begin Records
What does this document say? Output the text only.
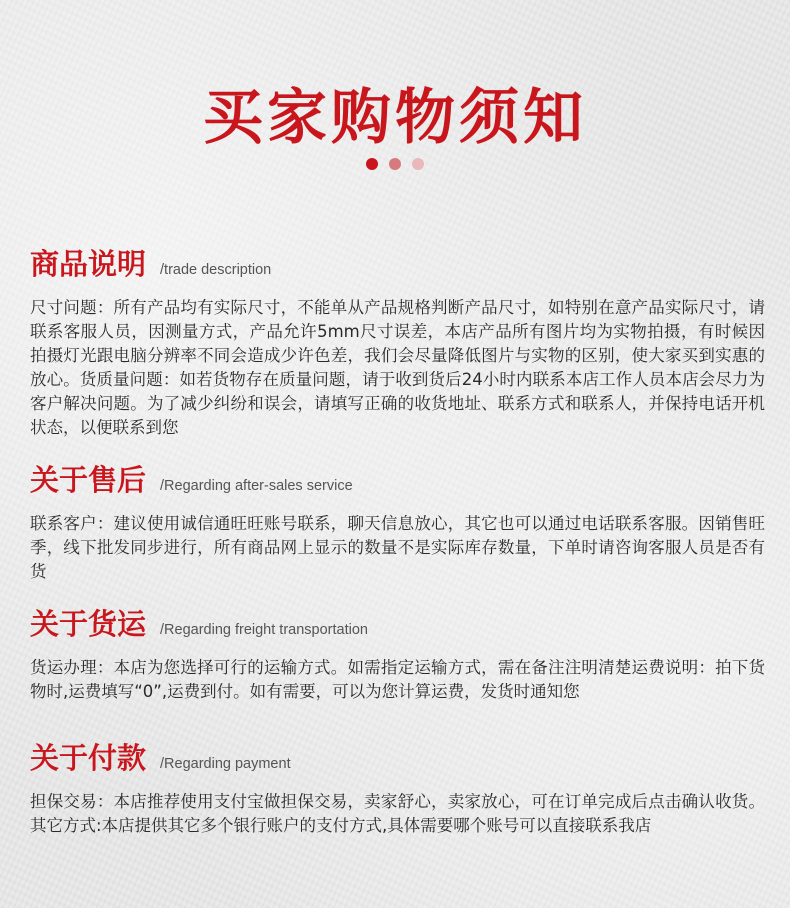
买家购物须知
商品说明 /trade description
尺寸问题：所有产品均有实际尺寸，不能单从产品规格判断产品尺寸，如特别在意产品实际尺寸，请联系客服人员，因测量方式，产品允许5mm尺寸误差，本店产品所有图片均为实物拍摄，有时候因拍摄灯光跟电脑分辨率不同会造成少许色差，我们会尽量降低图片与实物的区别，使大家买到实惠的放心。货质量问题：如若货物存在质量问题，请于收到货后24小时内联系本店工作人员本店会尽力为客户解决问题。为了减少纠纷和误会，请填写正确的收货地址、联系方式和联系人，并保持电话开机状态，以便联系到您
关于售后 /Regarding after-sales service
联系客户：建议使用诚信通旺旺账号联系，聊天信息放心，其它也可以通过电话联系客服。因销售旺季，线下批发同步进行，所有商品网上显示的数量不是实际库存数量，下单时请咨询客服人员是否有货
关于货运 /Regarding freight transportation
货运办理：本店为您选择可行的运输方式。如需指定运输方式，需在备注注明清楚运费说明：拍下货物时,运费填写“0”,运费到付。如有需要，可以为您计算运费，发货时通知您
关于付款 /Regarding payment
担保交易：本店推荐使用支付宝做担保交易，卖家舒心，卖家放心，可在订单完成后点击确认收货。其它方式:本店提供其它多个银行账户的支付方式,具体需要哪个账号可以直接联系我店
end Records
Do not include the images; transcribe the rest of the listing exactly.

What does this document say? Output the text only.
买家购物须知
商品说明 /trade description
尺寸问题：所有产品均有实际尺寸，不能单从产品规格判断产品尺寸，如特别在意产品实际尺寸，请联系客服人员，因测量方式，产品允许5mm尺寸误差，本店产品所有图片均为实物拍摄，有时候因拍摄灯光跟电脑分辨率不同会造成少许色差，我们会尽量降低图片与实物的区别，使大家买到实惠的放心。货质量问题：如若货物存在质量问题，请于收到货后24小时内联系本店工作人员本店会尽力为客户解决问题。为了减少纠纷和误会，请填写正确的收货地址、联系方式和联系人，并保持电话开机状态，以便联系到您
关于售后 /Regarding after-sales service
联系客户：建议使用诚信通旺旺账号联系，聊天信息放心，其它也可以通过电话联系客服。因销售旺季，线下批发同步进行，所有商品网上显示的数量不是实际库存数量，下单时请咨询客服人员是否有货
关于货运 /Regarding freight transportation
货运办理：本店为您选择可行的运输方式。如需指定运输方式，需在备注注明清楚运费说明：拍下货物时,运费填写“0”,运费到付。如有需要，可以为您计算运费，发货时通知您
关于付款 /Regarding payment
担保交易：本店推荐使用支付宝做担保交易，卖家舒心，卖家放心，可在订单完成后点击确认收货。其它方式:本店提供其它多个银行账户的支付方式,具体需要哪个账号可以直接联系我店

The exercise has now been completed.